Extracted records

_ _ _ _ _

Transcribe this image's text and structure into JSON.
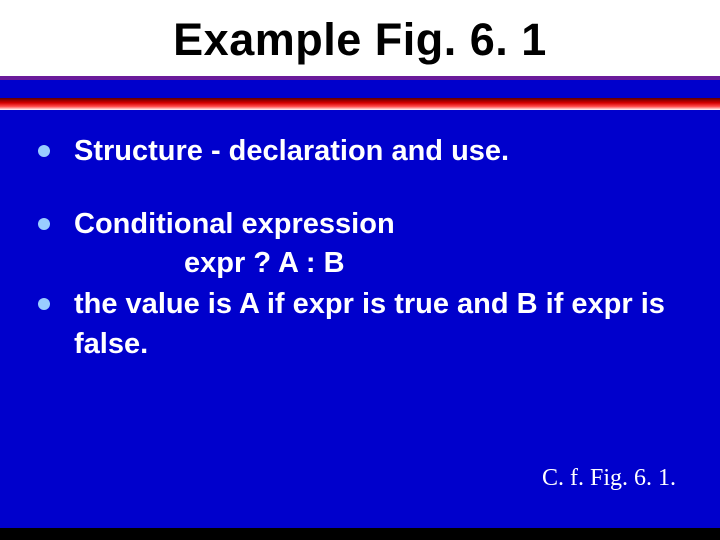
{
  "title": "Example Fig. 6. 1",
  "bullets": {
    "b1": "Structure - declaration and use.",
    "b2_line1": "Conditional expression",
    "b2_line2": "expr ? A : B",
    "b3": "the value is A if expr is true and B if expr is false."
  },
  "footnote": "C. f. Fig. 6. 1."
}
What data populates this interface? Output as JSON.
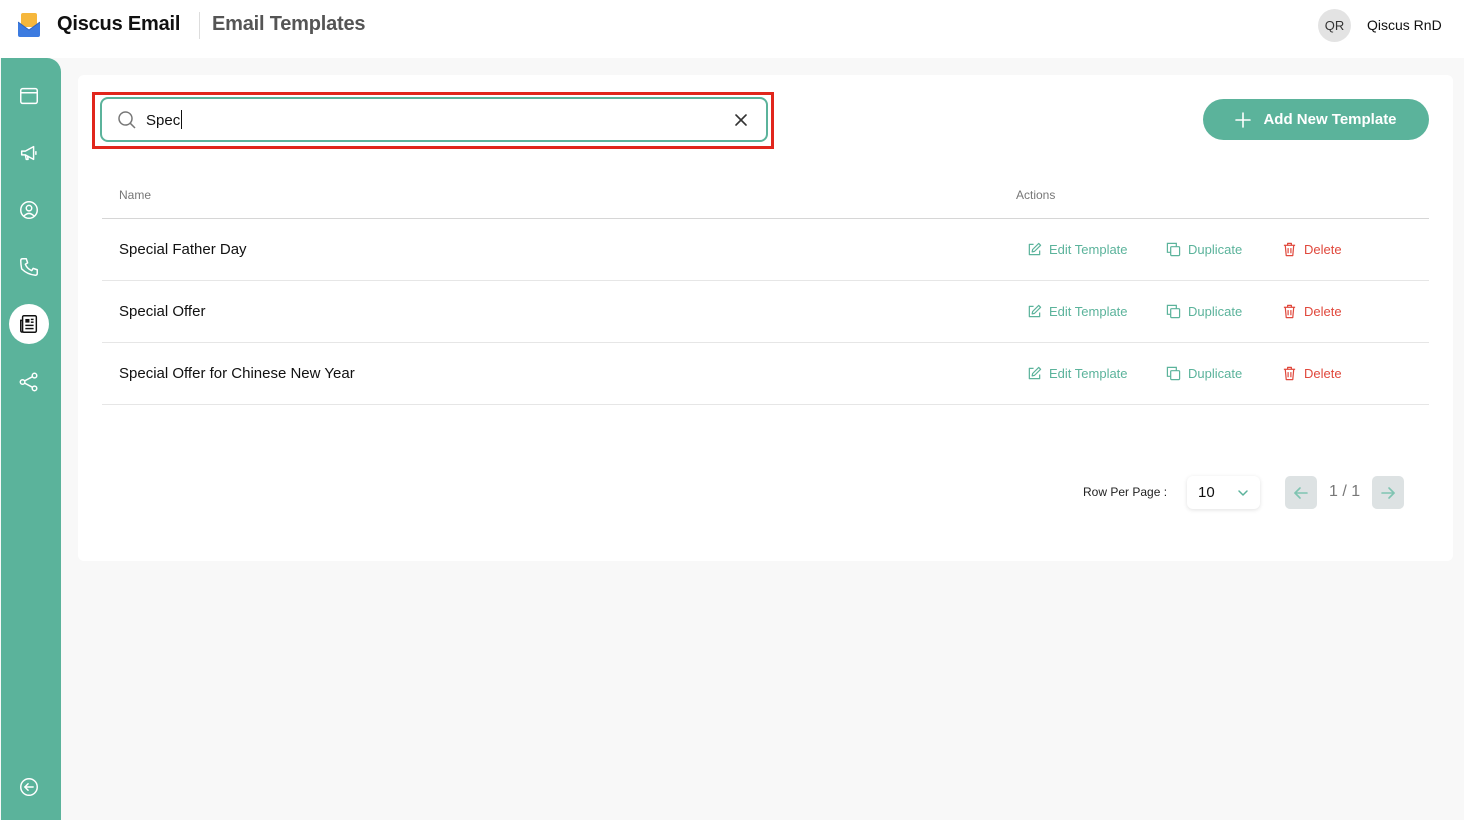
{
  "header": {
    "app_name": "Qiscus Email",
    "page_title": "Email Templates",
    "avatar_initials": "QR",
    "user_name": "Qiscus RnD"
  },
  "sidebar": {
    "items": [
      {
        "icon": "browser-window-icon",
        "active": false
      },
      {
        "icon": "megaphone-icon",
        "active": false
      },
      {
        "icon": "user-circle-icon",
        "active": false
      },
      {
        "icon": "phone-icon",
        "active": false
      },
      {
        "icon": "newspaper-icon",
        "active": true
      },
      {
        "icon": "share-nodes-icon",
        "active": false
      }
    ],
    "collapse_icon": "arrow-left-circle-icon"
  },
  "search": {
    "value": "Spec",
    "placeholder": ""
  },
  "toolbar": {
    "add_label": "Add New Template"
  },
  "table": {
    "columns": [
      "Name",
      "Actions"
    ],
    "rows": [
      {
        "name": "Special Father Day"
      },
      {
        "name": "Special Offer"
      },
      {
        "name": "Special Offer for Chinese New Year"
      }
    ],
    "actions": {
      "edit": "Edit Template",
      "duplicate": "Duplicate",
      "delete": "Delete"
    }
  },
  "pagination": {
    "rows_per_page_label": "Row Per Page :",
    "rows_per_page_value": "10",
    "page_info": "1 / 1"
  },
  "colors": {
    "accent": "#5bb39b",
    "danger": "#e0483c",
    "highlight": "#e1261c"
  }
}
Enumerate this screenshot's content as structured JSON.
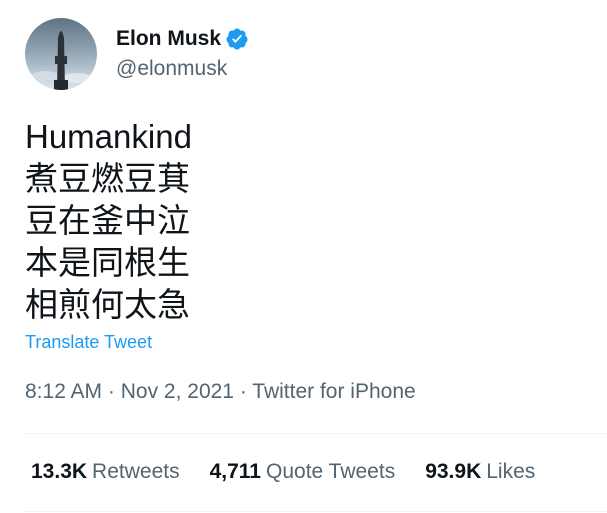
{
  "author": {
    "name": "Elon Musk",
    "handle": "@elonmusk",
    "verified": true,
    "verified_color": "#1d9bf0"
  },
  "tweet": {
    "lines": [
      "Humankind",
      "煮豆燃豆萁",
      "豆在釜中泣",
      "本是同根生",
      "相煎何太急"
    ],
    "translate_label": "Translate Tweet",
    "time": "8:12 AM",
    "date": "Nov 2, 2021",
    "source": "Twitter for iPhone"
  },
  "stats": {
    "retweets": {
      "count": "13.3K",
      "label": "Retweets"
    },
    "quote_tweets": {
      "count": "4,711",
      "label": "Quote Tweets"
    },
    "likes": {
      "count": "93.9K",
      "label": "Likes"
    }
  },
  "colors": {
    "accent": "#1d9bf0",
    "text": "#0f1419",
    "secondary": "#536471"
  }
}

_ _ _ _ _

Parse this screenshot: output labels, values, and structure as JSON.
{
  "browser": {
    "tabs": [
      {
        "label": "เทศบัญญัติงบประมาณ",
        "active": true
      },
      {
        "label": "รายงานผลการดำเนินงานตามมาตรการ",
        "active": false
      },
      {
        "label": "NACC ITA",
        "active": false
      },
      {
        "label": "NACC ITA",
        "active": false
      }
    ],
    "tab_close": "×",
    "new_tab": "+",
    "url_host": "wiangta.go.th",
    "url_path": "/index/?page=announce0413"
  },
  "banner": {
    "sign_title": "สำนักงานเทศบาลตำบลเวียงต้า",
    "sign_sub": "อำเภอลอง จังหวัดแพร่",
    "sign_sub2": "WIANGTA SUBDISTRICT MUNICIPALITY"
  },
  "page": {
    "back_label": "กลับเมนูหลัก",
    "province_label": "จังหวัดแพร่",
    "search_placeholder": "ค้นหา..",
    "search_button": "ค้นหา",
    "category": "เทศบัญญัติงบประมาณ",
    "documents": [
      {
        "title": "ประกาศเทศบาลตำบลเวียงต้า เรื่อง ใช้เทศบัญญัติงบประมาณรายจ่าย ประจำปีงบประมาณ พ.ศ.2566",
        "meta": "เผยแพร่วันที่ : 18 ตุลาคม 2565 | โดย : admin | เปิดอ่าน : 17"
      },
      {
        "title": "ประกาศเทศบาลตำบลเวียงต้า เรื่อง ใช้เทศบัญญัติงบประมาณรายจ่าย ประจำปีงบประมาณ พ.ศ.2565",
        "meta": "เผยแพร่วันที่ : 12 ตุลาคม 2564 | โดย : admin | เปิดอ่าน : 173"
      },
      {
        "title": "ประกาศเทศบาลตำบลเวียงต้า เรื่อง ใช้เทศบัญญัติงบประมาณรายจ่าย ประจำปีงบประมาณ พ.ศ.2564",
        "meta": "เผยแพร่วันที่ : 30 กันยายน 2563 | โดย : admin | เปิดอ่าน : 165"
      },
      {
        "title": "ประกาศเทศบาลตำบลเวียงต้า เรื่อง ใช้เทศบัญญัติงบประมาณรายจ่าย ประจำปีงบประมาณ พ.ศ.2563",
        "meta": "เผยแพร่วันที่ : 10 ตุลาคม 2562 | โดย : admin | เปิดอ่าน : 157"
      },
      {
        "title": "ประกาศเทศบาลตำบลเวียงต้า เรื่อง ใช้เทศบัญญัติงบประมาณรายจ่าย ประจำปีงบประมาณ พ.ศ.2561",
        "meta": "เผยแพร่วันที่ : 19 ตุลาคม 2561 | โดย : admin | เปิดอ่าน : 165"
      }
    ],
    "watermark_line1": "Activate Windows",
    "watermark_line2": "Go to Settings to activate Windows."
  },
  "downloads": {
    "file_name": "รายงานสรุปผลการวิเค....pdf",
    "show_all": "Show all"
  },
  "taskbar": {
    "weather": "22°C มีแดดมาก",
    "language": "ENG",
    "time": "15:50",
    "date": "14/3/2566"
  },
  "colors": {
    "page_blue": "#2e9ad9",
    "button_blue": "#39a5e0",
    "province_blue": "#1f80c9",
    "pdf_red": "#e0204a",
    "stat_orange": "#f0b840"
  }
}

_ _ _ _ _

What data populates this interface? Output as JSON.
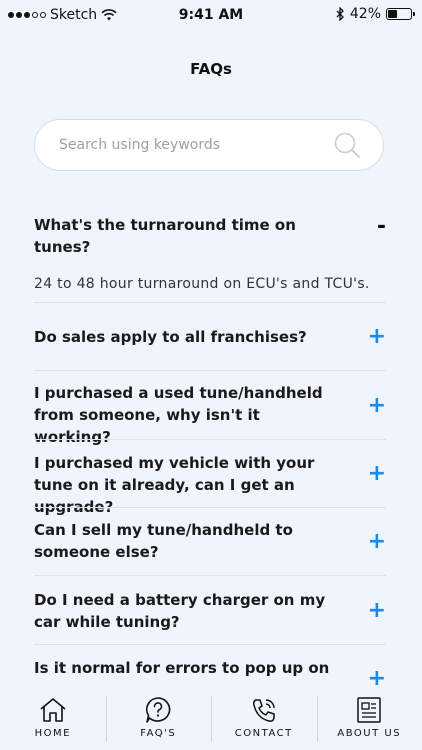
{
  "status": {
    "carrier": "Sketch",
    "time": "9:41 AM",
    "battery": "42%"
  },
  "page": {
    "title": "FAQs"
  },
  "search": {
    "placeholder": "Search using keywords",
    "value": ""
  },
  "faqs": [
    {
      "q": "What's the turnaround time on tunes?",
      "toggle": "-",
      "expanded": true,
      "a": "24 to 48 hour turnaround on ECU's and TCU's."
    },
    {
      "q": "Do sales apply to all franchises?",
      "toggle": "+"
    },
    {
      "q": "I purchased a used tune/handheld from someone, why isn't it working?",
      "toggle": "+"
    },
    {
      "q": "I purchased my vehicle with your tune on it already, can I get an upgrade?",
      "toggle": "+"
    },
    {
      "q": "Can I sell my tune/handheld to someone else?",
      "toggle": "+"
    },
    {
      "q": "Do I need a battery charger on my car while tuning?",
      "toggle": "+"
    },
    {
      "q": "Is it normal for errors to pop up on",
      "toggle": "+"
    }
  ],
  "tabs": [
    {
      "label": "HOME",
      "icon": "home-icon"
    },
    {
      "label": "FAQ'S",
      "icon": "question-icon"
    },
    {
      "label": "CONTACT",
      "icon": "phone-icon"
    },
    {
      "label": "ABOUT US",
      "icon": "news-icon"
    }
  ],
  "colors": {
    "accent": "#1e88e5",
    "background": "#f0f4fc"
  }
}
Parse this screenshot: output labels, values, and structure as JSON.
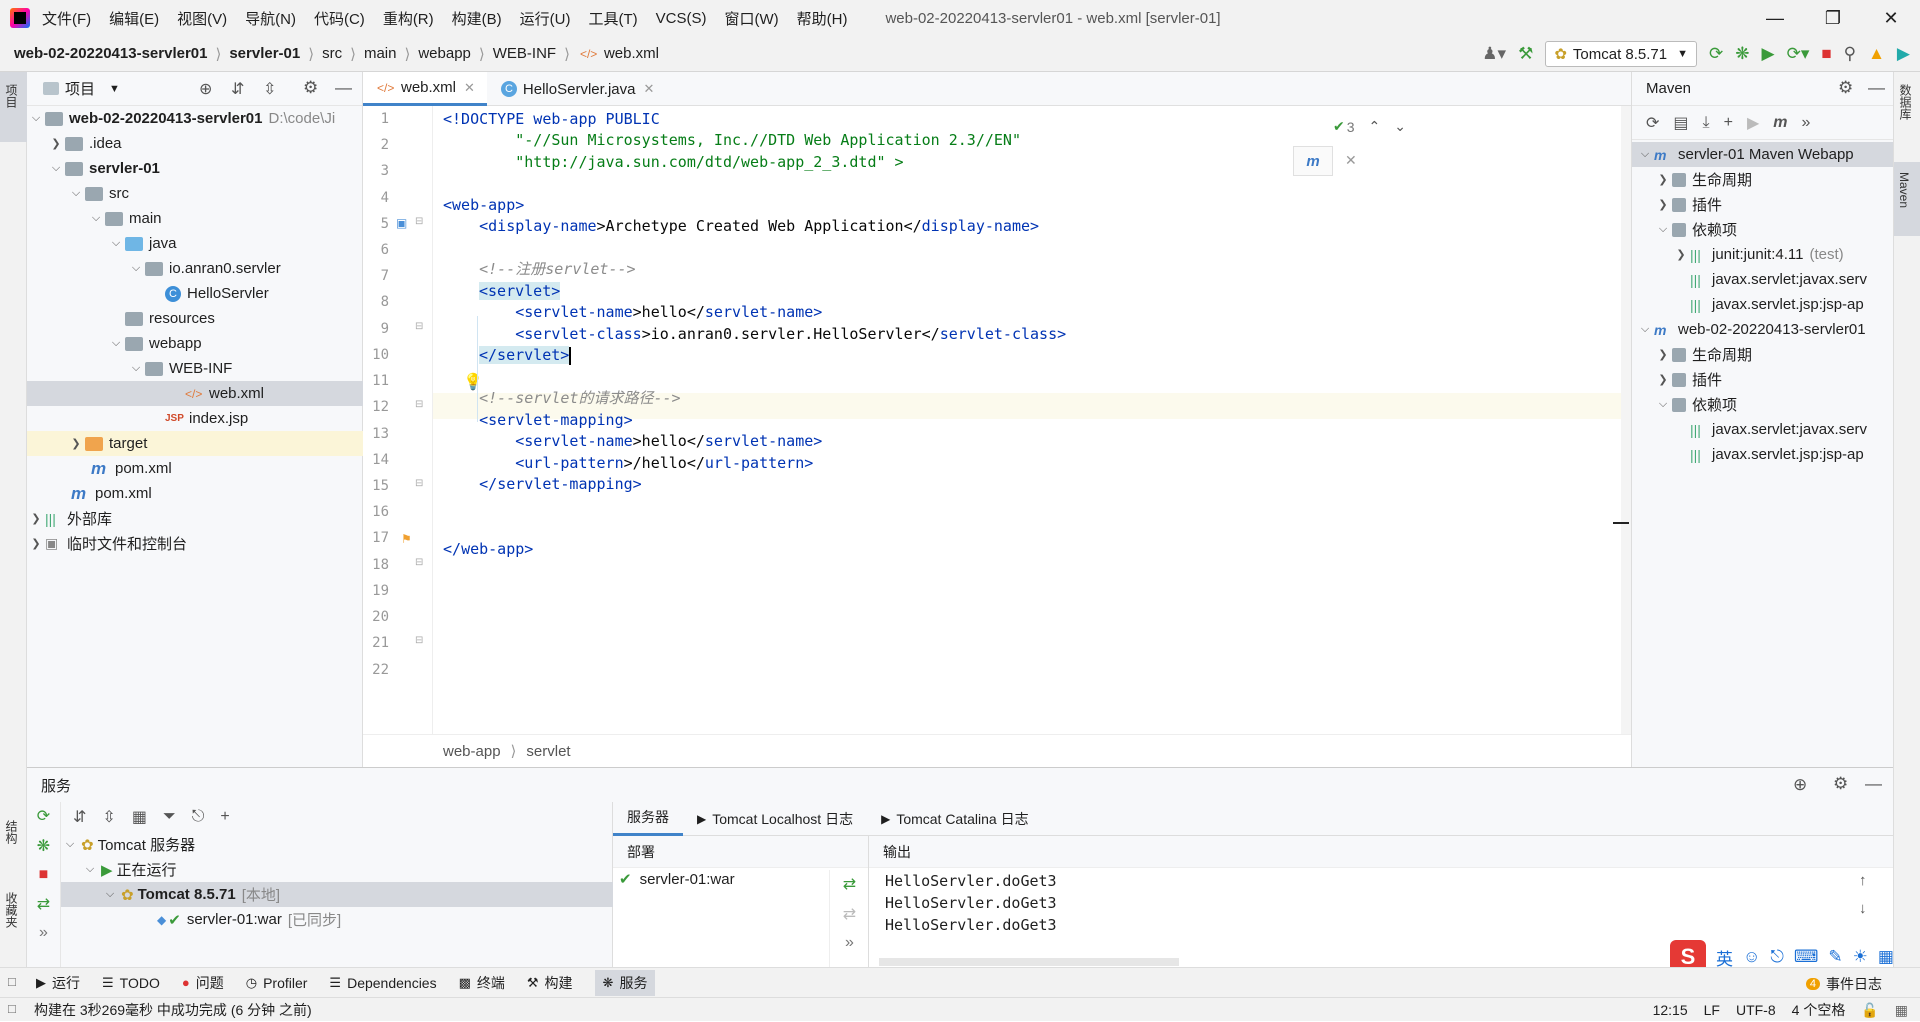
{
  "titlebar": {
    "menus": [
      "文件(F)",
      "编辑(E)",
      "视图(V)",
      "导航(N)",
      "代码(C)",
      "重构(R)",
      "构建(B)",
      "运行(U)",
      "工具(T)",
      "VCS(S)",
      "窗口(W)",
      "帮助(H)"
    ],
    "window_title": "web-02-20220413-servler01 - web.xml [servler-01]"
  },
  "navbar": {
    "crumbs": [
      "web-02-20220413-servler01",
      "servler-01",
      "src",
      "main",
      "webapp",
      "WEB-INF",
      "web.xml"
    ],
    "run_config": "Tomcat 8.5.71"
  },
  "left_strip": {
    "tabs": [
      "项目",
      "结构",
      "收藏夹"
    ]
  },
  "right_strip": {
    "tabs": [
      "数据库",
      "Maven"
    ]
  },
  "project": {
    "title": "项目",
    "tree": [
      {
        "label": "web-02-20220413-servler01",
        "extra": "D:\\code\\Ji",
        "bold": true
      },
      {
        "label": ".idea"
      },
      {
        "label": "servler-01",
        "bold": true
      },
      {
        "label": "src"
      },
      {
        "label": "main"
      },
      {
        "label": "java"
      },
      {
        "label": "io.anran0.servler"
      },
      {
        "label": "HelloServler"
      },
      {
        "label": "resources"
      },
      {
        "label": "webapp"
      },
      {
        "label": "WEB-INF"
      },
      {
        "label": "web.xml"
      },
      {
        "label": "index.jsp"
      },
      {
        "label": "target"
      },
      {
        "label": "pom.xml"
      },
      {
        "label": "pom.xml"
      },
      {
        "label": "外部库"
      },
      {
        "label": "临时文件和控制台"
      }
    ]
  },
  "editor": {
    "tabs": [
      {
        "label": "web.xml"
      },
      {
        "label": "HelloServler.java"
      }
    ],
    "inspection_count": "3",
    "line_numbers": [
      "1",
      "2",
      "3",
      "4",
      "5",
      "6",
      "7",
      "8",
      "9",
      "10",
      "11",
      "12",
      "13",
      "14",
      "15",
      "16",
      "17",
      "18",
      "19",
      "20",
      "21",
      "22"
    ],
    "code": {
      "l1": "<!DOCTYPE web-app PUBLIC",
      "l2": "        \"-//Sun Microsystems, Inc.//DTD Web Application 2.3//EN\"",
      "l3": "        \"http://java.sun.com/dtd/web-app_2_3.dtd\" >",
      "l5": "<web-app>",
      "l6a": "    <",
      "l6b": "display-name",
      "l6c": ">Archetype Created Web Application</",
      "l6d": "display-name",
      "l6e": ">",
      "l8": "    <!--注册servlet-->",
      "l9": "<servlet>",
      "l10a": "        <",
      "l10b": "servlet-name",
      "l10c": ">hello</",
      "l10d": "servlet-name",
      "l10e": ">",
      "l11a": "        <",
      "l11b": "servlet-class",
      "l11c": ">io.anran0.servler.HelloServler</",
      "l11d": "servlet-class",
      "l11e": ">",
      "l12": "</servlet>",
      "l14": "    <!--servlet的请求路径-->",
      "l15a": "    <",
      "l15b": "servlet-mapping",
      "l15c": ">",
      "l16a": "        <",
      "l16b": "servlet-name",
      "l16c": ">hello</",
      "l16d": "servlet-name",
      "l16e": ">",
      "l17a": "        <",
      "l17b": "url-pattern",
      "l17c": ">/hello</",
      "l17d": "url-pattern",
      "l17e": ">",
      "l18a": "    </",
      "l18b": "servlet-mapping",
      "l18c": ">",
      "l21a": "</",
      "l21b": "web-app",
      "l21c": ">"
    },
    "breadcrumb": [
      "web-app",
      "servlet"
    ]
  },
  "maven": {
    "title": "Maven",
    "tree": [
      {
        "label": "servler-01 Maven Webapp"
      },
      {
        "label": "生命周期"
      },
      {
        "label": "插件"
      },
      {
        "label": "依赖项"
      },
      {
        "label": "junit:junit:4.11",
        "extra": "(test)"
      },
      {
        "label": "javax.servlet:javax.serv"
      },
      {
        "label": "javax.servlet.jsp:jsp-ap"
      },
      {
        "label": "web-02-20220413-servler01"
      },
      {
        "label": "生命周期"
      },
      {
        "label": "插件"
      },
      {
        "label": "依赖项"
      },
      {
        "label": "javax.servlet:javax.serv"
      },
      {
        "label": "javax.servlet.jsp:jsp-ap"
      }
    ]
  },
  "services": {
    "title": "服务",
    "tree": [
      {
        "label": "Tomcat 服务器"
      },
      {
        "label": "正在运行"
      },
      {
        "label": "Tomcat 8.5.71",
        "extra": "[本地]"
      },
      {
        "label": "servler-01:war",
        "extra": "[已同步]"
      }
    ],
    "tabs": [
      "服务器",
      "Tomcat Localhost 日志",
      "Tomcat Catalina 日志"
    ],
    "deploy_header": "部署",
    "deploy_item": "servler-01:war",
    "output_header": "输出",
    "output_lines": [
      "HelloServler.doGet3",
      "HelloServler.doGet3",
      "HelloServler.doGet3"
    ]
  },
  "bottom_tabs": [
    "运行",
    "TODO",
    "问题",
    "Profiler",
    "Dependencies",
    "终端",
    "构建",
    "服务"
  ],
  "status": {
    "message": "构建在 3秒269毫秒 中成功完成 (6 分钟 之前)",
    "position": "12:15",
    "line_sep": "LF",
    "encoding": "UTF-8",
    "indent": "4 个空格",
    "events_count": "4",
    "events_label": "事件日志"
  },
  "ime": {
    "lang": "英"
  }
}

_ _ _ _ _

> **REQUEST**
Display every line of the listing that contains the string "Special".

> **CORRECT ANSWER**
        "name": "Special Father Day"
        "name": "Special Offer"
        "name": "Special Offer for Chinese New Year"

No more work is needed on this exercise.